- _The task_:
Gather each line in the entries that includes the string "this".

- _Source records_:
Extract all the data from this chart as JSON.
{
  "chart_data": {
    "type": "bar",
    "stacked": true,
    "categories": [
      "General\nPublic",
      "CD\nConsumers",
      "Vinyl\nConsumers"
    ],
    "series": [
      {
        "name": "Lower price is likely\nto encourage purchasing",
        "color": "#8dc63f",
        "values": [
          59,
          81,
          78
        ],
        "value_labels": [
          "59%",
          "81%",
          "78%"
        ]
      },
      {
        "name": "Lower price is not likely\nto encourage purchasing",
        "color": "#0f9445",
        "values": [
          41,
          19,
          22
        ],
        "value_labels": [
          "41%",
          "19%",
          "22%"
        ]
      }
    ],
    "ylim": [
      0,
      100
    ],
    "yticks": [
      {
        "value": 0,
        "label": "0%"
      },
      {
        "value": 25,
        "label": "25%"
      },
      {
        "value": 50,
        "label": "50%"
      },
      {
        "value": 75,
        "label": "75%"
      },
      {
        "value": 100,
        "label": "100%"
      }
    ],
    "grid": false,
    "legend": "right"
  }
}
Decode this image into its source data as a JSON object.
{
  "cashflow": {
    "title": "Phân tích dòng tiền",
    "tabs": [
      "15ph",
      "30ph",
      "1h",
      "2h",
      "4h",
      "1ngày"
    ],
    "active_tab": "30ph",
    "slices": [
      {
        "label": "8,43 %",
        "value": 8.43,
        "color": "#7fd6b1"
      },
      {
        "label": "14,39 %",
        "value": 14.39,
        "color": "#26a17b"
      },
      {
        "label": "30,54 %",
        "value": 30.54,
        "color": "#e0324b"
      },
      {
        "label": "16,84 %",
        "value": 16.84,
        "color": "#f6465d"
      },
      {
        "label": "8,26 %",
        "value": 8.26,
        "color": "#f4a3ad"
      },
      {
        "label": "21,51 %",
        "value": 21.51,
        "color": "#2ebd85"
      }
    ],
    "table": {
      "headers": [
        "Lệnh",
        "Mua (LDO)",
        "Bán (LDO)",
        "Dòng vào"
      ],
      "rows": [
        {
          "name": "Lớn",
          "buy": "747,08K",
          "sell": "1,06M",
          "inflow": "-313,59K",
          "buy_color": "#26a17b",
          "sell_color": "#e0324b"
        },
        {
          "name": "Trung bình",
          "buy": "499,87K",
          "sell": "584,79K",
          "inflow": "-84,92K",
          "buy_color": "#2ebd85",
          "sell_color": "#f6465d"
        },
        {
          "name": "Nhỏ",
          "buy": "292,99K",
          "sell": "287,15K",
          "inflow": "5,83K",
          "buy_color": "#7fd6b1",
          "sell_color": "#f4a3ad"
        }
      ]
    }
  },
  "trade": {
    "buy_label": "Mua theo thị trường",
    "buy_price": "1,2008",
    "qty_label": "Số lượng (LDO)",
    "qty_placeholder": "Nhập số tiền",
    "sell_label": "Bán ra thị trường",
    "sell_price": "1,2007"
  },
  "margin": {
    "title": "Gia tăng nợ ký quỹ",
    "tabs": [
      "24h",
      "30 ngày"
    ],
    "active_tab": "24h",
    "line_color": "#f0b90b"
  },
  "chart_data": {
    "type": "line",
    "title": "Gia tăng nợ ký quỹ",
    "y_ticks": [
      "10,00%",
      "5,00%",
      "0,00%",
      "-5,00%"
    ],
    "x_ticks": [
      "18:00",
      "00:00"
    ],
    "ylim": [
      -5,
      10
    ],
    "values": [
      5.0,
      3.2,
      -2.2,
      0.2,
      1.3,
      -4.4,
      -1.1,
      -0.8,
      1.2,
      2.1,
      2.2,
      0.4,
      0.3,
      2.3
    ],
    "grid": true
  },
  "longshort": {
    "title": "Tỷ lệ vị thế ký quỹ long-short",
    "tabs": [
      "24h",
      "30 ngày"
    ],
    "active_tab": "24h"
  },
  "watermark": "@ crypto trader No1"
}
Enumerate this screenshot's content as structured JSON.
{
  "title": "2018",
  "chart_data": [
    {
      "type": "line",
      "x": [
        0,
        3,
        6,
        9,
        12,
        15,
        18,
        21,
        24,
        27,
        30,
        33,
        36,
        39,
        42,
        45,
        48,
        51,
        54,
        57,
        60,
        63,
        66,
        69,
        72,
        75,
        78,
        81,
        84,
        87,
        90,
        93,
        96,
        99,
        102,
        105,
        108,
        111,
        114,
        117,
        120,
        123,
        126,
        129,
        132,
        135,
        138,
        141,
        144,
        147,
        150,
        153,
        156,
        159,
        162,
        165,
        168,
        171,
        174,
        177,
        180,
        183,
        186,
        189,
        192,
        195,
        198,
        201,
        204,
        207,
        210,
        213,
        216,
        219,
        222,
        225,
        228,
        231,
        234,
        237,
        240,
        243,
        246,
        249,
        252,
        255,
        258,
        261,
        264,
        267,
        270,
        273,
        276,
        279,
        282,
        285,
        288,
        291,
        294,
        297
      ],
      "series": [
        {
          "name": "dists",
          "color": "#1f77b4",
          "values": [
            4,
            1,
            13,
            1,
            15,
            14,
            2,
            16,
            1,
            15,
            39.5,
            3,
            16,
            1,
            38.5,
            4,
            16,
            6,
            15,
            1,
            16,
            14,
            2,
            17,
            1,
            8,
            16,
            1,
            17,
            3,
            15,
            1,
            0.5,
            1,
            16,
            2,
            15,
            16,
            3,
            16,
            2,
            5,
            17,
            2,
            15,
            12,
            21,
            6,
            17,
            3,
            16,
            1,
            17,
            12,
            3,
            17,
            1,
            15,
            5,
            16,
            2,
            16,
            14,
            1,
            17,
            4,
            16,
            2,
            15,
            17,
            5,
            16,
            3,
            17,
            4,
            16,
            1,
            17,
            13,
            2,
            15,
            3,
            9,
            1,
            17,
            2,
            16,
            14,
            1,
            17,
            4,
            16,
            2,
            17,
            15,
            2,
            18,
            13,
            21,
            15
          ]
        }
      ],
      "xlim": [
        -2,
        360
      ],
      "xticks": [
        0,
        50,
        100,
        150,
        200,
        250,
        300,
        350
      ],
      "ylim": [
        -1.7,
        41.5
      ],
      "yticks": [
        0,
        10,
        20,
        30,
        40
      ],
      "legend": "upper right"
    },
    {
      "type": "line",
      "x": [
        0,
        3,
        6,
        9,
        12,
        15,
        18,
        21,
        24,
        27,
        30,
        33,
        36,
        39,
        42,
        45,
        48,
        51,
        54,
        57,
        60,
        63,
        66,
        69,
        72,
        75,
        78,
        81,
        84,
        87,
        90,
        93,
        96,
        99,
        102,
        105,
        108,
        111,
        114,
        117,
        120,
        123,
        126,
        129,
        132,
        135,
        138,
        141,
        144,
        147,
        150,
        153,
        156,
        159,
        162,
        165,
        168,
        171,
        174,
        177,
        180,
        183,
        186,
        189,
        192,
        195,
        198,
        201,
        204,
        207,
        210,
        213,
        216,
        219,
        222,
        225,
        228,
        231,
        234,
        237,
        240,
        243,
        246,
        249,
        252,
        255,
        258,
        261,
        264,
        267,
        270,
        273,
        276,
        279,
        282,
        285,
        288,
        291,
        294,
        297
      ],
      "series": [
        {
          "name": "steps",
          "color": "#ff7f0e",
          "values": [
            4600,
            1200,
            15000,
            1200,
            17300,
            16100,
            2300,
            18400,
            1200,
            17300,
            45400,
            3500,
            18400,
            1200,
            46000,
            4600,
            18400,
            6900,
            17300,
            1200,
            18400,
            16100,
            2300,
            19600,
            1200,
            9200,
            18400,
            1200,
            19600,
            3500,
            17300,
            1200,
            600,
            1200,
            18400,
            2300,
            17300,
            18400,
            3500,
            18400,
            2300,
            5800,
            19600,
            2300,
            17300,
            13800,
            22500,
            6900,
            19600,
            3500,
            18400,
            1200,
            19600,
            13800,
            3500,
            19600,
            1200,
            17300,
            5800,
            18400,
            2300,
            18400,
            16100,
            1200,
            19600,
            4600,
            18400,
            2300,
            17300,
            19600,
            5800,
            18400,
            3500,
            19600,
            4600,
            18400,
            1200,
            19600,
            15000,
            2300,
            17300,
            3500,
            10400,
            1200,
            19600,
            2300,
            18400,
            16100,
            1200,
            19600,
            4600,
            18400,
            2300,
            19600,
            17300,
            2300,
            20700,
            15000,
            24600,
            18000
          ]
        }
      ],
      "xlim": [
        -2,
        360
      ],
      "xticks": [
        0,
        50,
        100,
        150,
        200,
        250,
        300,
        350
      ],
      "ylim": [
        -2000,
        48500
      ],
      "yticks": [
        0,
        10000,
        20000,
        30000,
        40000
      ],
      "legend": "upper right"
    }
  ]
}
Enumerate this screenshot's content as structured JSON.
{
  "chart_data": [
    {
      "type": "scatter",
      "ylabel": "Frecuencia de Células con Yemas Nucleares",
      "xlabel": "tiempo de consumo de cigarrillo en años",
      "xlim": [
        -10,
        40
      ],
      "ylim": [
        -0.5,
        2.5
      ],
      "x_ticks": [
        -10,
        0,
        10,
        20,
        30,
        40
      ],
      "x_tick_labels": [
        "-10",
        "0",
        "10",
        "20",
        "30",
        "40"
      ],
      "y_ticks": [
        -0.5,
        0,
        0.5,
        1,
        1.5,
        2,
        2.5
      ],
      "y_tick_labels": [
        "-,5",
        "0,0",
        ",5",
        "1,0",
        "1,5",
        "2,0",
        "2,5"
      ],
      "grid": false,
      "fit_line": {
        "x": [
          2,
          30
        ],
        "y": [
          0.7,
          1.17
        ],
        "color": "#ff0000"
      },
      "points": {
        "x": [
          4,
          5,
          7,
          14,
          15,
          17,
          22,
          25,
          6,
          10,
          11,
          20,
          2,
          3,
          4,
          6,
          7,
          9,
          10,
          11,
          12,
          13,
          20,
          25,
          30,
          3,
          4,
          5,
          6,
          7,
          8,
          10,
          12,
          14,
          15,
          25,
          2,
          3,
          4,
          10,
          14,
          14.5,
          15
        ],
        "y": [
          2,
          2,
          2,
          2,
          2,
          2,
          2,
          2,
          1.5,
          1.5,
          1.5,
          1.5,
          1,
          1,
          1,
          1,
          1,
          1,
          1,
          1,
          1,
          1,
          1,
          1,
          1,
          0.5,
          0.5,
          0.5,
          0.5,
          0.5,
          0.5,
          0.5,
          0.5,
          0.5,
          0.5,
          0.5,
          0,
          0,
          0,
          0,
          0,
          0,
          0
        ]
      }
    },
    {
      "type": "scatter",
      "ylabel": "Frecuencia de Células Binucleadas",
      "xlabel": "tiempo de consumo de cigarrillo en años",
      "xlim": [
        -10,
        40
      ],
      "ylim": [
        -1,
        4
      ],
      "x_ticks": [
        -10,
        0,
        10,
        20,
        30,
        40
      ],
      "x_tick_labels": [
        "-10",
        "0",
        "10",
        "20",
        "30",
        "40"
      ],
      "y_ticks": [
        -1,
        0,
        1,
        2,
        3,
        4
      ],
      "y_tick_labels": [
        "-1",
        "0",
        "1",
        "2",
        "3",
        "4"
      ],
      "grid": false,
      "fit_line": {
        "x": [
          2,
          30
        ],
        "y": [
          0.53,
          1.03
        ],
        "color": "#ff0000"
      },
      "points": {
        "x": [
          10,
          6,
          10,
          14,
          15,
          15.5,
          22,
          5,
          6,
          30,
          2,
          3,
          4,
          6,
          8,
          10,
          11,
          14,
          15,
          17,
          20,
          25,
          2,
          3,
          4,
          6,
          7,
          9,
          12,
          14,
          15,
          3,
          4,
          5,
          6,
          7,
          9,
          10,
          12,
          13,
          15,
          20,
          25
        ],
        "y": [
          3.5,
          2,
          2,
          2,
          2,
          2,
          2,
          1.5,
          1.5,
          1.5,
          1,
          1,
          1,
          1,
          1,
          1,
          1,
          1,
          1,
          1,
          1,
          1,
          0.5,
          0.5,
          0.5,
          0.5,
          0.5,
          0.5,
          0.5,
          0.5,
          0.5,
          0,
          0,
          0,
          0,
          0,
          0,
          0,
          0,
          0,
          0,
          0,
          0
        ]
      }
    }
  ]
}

- _Response to the task_:
Extract all the data from this chart as JSON.
Decode this image into its source data as a JSON object.
Enumerate this screenshot's content as structured JSON.
Enumerate this screenshot's content as structured JSON.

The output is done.